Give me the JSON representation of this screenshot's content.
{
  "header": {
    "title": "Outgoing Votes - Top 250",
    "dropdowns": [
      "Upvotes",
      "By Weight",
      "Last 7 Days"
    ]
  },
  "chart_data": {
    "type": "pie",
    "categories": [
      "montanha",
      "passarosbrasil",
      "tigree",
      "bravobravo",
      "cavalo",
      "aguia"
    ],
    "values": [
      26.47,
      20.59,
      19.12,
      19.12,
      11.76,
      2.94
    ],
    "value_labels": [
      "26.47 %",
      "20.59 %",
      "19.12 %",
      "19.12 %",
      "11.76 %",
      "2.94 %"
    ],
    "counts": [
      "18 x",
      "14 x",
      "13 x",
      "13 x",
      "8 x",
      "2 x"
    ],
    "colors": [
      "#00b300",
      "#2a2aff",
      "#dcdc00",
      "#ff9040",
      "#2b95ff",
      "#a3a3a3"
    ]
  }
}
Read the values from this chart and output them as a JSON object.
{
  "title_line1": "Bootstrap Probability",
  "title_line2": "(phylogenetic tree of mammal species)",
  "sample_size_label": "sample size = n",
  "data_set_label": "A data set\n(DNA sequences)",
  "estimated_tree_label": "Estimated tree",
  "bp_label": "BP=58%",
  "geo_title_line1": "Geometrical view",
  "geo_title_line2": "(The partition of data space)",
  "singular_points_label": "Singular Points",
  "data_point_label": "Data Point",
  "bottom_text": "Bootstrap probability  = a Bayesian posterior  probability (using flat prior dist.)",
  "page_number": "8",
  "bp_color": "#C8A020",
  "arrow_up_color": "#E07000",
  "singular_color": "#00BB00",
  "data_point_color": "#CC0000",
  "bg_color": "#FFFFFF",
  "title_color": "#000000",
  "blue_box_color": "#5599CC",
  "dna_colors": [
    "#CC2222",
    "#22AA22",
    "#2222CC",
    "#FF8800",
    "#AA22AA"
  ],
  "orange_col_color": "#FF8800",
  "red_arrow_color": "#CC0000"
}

## Given task
Write out the full listing, keeping every line exactly as it is.

## Answer for this exercise
Give me the JSON representation of this screenshot's content.
{
  "header": {
    "title": "Outgoing Votes - Top 250",
    "dropdowns": [
      "Upvotes",
      "By Weight",
      "Last 7 Days"
    ]
  },
  "chart_data": {
    "type": "pie",
    "categories": [
      "montanha",
      "passarosbrasil",
      "tigree",
      "bravobravo",
      "cavalo",
      "aguia"
    ],
    "values": [
      26.47,
      20.59,
      19.12,
      19.12,
      11.76,
      2.94
    ],
    "value_labels": [
      "26.47 %",
      "20.59 %",
      "19.12 %",
      "19.12 %",
      "11.76 %",
      "2.94 %"
    ],
    "counts": [
      "18 x",
      "14 x",
      "13 x",
      "13 x",
      "8 x",
      "2 x"
    ],
    "colors": [
      "#00b300",
      "#2a2aff",
      "#dcdc00",
      "#ff9040",
      "#2b95ff",
      "#a3a3a3"
    ]
  }
}
Read the values from this chart and output them as a JSON object.
{
  "title_line1": "Bootstrap Probability",
  "title_line2": "(phylogenetic tree of mammal species)",
  "sample_size_label": "sample size = n",
  "data_set_label": "A data set\n(DNA sequences)",
  "estimated_tree_label": "Estimated tree",
  "bp_label": "BP=58%",
  "geo_title_line1": "Geometrical view",
  "geo_title_line2": "(The partition of data space)",
  "singular_points_label": "Singular Points",
  "data_point_label": "Data Point",
  "bottom_text": "Bootstrap probability  = a Bayesian posterior  probability (using flat prior dist.)",
  "page_number": "8",
  "bp_color": "#C8A020",
  "arrow_up_color": "#E07000",
  "singular_color": "#00BB00",
  "data_point_color": "#CC0000",
  "bg_color": "#FFFFFF",
  "title_color": "#000000",
  "blue_box_color": "#5599CC",
  "dna_colors": [
    "#CC2222",
    "#22AA22",
    "#2222CC",
    "#FF8800",
    "#AA22AA"
  ],
  "orange_col_color": "#FF8800",
  "red_arrow_color": "#CC0000"
}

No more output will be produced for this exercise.